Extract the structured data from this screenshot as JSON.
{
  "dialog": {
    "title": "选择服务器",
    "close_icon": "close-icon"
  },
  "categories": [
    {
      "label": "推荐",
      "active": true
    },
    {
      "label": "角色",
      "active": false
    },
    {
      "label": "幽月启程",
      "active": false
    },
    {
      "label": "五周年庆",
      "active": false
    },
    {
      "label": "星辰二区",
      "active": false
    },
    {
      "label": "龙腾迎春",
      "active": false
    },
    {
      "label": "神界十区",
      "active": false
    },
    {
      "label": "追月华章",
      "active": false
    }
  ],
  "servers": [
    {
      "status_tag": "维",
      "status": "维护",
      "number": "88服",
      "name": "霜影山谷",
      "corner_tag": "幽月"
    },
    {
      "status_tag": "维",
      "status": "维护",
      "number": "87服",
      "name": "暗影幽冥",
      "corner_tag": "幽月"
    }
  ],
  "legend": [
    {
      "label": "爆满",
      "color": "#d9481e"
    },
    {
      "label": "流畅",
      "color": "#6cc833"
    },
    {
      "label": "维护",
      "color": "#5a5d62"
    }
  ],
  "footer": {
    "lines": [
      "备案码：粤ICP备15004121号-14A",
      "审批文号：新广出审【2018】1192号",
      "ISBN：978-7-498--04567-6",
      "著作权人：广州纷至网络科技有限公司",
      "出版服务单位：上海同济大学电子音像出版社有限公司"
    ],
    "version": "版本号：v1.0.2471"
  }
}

• [Written task]: Transcribe every entry word for word.

• [Task output]:
Extract the structured data from this screenshot as JSON.
{
  "dialog": {
    "title": "选择服务器",
    "close_icon": "close-icon"
  },
  "categories": [
    {
      "label": "推荐",
      "active": true
    },
    {
      "label": "角色",
      "active": false
    },
    {
      "label": "幽月启程",
      "active": false
    },
    {
      "label": "五周年庆",
      "active": false
    },
    {
      "label": "星辰二区",
      "active": false
    },
    {
      "label": "龙腾迎春",
      "active": false
    },
    {
      "label": "神界十区",
      "active": false
    },
    {
      "label": "追月华章",
      "active": false
    }
  ],
  "servers": [
    {
      "status_tag": "维",
      "status": "维护",
      "number": "88服",
      "name": "霜影山谷",
      "corner_tag": "幽月"
    },
    {
      "status_tag": "维",
      "status": "维护",
      "number": "87服",
      "name": "暗影幽冥",
      "corner_tag": "幽月"
    }
  ],
  "legend": [
    {
      "label": "爆满",
      "color": "#d9481e"
    },
    {
      "label": "流畅",
      "color": "#6cc833"
    },
    {
      "label": "维护",
      "color": "#5a5d62"
    }
  ],
  "footer": {
    "lines": [
      "备案码：粤ICP备15004121号-14A",
      "审批文号：新广出审【2018】1192号",
      "ISBN：978-7-498--04567-6",
      "著作权人：广州纷至网络科技有限公司",
      "出版服务单位：上海同济大学电子音像出版社有限公司"
    ],
    "version": "版本号：v1.0.2471"
  }
}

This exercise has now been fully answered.